**WHAT YOU ARE ASKED TO DO**
List all the lines in these records that hold "arrow".

**EXCERPTED DATA**
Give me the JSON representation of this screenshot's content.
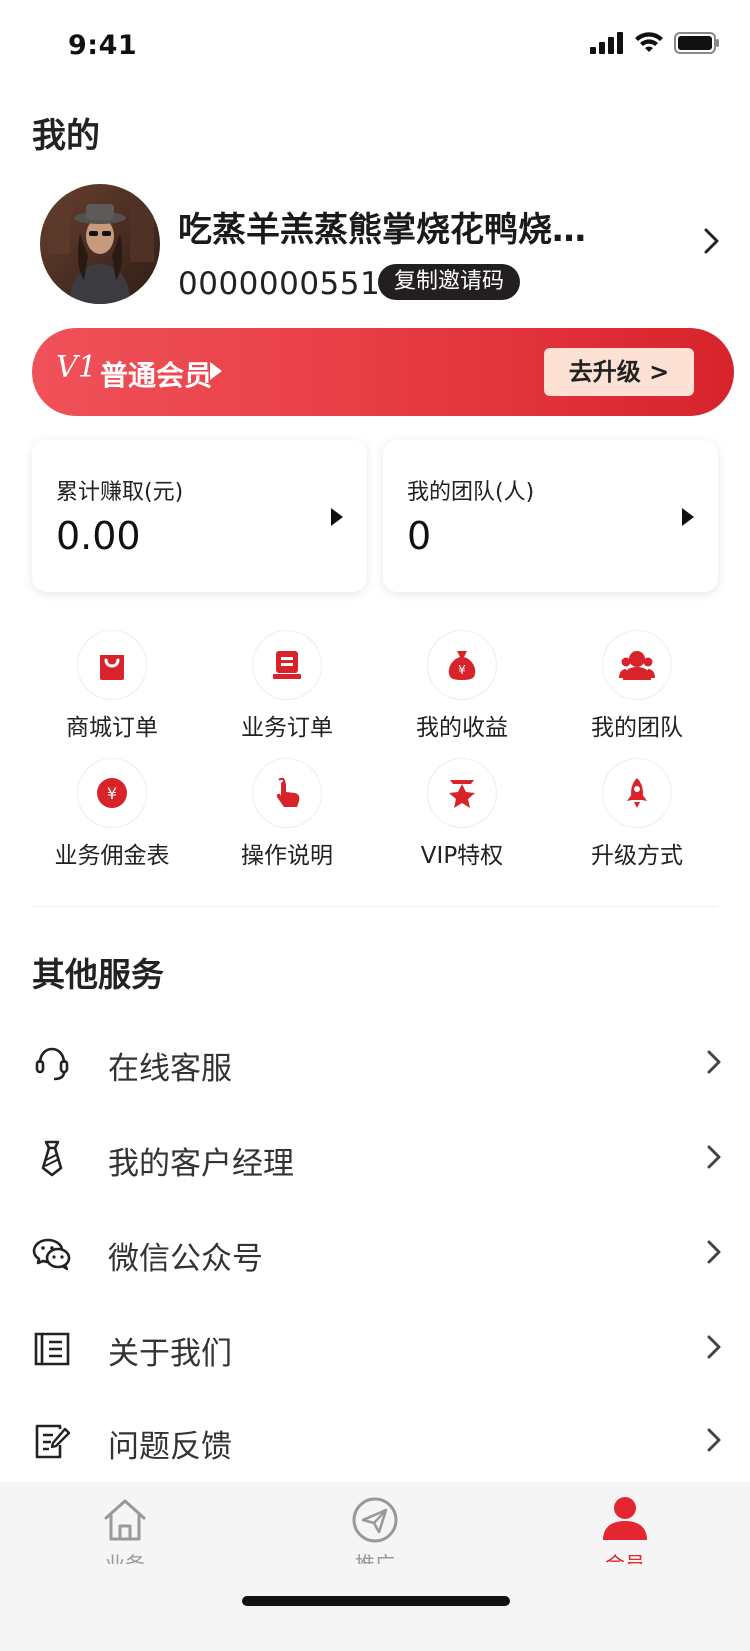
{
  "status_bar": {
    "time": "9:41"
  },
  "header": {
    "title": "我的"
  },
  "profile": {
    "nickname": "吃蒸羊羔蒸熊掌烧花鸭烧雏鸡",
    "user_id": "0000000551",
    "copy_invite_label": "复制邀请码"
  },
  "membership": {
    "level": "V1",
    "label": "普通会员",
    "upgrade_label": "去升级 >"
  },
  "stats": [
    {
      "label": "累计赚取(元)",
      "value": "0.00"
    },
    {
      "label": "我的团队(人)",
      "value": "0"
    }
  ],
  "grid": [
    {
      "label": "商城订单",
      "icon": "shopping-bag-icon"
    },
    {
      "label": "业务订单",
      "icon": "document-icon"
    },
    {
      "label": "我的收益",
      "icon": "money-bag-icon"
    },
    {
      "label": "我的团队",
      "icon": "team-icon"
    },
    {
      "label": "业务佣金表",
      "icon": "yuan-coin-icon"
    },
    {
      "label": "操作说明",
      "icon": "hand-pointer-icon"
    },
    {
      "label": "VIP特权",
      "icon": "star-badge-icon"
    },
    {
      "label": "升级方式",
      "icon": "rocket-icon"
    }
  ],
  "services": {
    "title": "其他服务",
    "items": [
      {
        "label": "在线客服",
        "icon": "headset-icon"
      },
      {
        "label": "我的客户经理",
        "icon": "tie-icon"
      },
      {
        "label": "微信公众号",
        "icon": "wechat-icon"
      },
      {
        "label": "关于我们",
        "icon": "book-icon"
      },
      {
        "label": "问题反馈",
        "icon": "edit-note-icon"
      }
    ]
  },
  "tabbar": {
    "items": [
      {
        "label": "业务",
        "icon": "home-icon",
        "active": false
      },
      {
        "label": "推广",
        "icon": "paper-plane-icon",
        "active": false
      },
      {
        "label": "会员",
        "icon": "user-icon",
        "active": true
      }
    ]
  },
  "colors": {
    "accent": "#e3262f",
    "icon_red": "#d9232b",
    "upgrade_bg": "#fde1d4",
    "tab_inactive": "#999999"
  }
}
...
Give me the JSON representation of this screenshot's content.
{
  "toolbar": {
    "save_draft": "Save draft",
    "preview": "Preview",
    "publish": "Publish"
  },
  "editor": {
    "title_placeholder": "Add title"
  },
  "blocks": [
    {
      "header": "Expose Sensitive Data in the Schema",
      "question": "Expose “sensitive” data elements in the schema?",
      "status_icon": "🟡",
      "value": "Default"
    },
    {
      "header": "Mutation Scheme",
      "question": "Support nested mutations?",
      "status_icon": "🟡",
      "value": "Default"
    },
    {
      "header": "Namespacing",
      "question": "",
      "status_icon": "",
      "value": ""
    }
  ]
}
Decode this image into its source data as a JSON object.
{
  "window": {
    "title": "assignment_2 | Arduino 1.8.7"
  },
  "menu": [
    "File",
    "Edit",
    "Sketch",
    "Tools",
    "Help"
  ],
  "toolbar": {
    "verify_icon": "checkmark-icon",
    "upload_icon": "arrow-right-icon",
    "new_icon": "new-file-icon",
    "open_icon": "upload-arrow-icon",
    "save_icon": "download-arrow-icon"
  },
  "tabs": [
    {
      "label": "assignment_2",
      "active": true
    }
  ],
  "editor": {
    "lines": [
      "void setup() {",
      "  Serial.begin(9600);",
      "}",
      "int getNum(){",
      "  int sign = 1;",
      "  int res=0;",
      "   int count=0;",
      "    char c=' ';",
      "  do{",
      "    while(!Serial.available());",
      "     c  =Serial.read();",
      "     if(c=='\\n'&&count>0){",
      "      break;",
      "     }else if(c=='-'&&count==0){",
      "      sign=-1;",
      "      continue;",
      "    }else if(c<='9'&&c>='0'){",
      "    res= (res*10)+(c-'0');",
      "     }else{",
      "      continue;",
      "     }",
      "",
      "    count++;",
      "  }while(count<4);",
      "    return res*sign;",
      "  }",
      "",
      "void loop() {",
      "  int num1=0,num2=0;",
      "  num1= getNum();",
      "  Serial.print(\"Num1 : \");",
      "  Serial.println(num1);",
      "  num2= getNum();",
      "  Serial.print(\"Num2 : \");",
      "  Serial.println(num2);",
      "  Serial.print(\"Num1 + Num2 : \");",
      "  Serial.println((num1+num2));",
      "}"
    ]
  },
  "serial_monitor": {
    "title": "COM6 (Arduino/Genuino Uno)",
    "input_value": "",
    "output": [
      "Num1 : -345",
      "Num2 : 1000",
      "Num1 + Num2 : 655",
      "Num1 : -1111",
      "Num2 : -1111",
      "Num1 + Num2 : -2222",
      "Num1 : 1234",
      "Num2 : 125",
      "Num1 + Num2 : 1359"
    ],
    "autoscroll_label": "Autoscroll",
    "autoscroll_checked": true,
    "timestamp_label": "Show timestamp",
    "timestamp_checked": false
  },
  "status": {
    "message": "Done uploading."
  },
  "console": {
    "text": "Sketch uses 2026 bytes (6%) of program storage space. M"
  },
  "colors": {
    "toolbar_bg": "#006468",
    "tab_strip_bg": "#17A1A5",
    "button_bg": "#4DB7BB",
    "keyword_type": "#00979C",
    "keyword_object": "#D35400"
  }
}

**TASK RESULT**
    "upload_icon": "arrow-right-icon",
    "open_icon": "upload-arrow-icon",
    "save_icon": "download-arrow-icon"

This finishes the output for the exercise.